• Exercise requirements:
Copy every line of the data in which the word "Cirujana" occurs.

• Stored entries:
┄┄┄┄┄┄

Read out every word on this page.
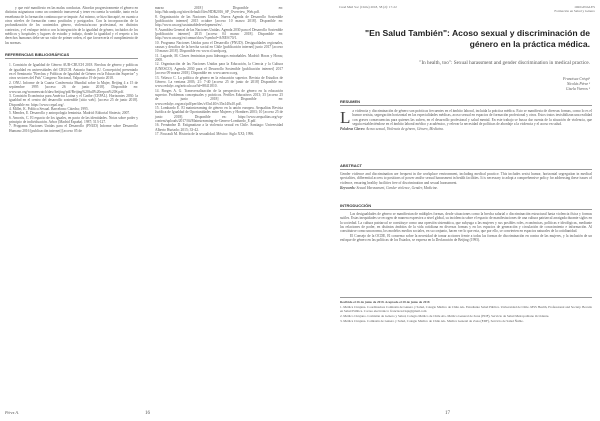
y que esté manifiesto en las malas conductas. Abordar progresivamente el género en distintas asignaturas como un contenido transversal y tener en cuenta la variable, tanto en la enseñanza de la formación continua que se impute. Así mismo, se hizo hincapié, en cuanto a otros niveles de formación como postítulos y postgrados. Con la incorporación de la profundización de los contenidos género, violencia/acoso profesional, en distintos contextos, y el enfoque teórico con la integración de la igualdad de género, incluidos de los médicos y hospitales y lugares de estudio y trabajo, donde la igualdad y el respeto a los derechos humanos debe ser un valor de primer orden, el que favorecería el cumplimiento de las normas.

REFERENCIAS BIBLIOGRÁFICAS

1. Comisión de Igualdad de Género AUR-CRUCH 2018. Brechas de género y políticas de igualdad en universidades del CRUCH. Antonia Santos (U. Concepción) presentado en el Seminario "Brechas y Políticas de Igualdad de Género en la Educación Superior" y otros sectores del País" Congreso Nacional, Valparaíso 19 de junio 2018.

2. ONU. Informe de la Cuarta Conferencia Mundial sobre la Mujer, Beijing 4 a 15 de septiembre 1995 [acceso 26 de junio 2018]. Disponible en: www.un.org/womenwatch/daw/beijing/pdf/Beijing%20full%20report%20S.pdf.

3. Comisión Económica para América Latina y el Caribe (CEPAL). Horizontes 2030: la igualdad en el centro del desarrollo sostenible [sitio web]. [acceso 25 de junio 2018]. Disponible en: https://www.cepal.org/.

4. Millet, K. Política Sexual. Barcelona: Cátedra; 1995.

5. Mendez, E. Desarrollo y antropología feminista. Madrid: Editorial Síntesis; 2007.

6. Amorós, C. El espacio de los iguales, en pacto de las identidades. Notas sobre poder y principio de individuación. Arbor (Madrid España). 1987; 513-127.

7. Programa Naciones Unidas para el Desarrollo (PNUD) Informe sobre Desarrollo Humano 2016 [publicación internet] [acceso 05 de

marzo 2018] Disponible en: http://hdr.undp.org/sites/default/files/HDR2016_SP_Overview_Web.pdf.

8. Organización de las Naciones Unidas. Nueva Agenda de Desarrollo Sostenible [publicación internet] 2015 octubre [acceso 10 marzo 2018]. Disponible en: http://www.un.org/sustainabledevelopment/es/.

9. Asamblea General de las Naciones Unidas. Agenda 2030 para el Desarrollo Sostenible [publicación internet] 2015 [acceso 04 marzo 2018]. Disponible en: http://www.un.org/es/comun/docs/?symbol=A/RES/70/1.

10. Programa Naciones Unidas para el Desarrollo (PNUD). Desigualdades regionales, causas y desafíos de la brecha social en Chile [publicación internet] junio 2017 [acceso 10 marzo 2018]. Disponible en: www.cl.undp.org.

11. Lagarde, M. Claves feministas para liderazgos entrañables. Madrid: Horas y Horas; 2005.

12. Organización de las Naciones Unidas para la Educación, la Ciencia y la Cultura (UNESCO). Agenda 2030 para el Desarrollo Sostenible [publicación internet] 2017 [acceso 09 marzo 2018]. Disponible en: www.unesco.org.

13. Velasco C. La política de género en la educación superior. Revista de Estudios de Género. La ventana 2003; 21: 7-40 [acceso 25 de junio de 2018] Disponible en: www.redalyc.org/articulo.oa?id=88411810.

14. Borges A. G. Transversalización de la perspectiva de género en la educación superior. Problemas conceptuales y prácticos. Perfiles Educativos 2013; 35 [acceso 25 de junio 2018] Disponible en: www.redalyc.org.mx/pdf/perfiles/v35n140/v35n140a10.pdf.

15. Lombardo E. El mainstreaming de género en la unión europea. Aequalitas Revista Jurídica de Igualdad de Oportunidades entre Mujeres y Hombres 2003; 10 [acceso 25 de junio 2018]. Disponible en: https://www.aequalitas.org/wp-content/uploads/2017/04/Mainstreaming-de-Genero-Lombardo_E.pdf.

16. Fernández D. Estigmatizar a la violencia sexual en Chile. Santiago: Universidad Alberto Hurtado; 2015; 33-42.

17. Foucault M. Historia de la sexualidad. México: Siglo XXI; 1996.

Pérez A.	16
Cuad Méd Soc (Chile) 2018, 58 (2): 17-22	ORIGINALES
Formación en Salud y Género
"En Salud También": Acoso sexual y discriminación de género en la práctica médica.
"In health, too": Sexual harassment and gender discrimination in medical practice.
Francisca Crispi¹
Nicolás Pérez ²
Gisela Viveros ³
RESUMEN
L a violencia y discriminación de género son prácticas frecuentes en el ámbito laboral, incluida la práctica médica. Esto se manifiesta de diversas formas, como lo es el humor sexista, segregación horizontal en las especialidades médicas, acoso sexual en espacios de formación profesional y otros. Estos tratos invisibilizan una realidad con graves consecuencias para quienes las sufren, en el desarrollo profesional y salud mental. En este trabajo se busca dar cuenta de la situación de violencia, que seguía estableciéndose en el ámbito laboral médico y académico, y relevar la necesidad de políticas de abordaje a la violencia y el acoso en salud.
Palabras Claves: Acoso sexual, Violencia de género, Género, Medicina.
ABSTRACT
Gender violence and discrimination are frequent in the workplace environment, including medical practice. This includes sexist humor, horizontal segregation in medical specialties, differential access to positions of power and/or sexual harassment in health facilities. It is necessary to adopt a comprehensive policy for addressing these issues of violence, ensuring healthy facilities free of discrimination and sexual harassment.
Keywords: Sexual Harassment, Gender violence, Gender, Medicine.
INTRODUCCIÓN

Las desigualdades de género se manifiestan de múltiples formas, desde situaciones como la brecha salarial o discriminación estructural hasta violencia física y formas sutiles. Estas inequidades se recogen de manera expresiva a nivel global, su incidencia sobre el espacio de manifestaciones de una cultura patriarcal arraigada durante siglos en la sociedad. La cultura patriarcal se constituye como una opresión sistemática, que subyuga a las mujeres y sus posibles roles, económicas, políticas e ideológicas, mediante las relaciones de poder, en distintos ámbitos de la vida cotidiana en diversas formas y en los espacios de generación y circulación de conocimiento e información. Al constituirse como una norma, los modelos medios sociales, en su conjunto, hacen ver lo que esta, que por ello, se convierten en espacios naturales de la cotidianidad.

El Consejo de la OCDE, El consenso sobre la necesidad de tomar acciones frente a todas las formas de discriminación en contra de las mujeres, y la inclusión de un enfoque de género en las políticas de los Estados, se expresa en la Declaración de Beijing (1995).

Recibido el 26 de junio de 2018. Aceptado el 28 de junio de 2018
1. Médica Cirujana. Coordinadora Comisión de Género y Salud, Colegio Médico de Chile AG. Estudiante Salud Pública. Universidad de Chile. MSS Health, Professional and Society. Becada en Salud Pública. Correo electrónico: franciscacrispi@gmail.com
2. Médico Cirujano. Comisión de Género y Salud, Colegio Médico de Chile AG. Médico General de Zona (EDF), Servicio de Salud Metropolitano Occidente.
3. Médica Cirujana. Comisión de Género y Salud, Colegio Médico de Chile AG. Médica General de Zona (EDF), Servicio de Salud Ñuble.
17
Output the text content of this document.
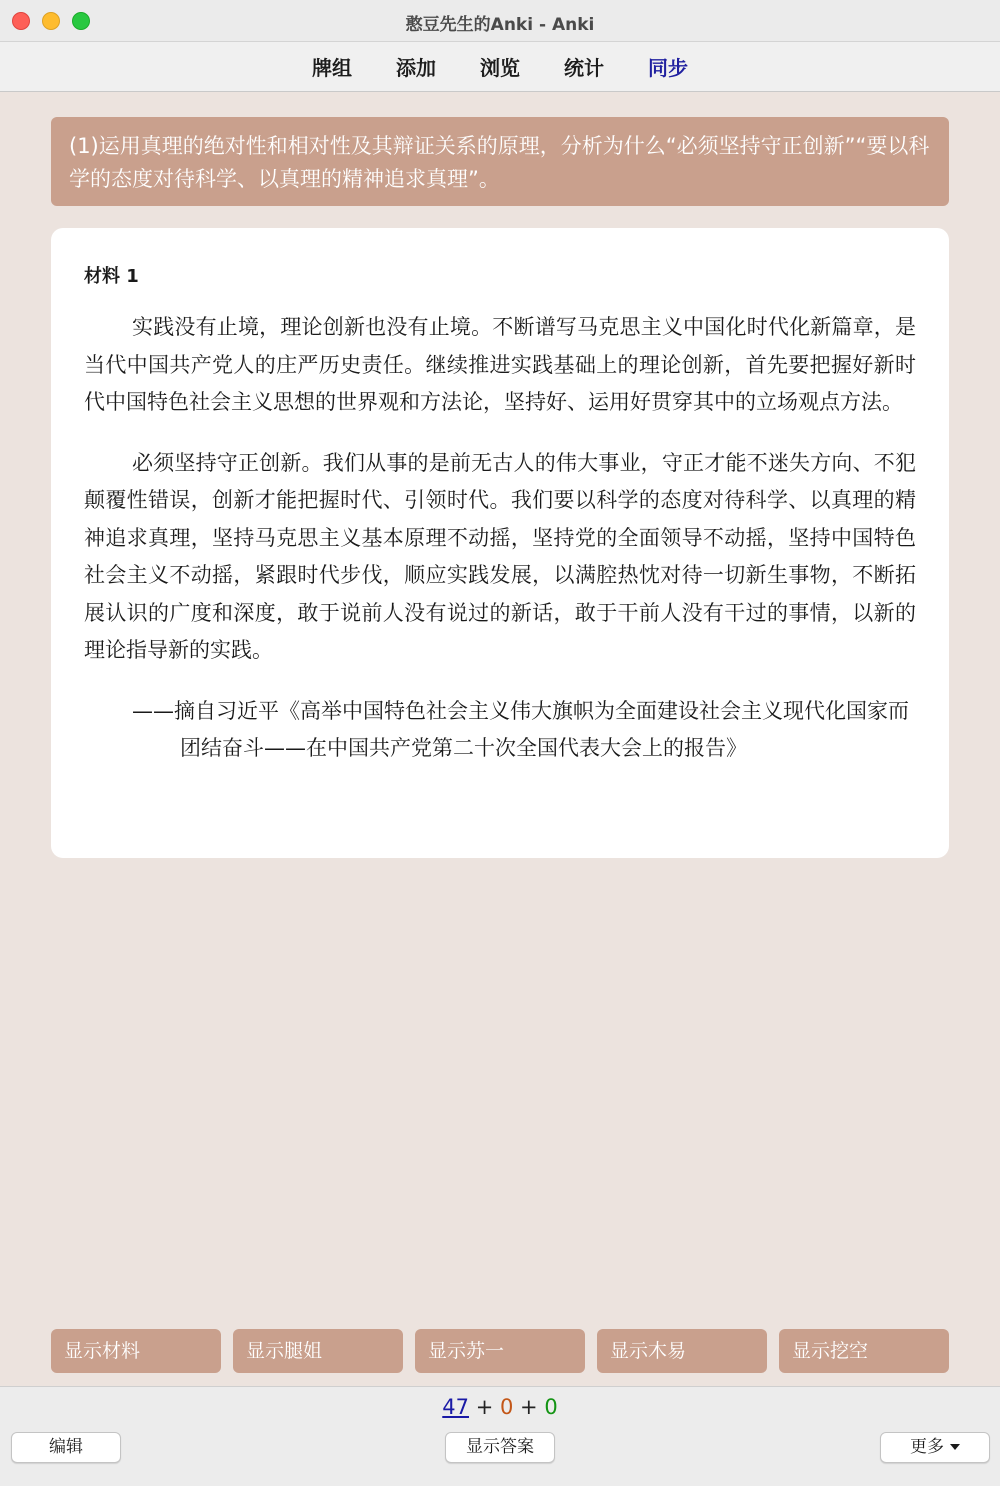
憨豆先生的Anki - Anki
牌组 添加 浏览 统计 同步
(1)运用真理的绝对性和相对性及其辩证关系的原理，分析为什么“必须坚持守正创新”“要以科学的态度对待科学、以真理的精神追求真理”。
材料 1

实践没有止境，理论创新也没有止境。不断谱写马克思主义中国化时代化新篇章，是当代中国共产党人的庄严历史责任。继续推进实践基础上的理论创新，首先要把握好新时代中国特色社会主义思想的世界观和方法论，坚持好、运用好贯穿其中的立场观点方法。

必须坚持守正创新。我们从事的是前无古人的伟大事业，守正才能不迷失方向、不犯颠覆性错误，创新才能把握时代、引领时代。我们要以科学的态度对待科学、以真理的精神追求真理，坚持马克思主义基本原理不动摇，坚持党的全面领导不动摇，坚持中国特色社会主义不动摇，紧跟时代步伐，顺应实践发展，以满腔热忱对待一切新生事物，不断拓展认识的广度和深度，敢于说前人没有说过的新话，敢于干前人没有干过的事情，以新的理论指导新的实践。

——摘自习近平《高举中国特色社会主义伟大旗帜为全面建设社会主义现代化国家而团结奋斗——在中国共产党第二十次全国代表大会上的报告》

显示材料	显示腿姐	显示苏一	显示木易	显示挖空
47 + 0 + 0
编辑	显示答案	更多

┄┄┄┄┄┄

• Correct response:
1. Médica Cirujana. Coordinadora Comisión de Género y Salud, Colegio Médico de Chile AG. Estudiante Salud Pública. Universidad de Chile. MSS Health, Professional and Society. Becada en Salud Pública. Correo electrónico: franciscacrispi@gmail.com
3. Médica Cirujana. Comisión de Género y Salud, Colegio Médico de Chile AG. Médica General de Zona (EDF), Servicio de Salud Ñuble.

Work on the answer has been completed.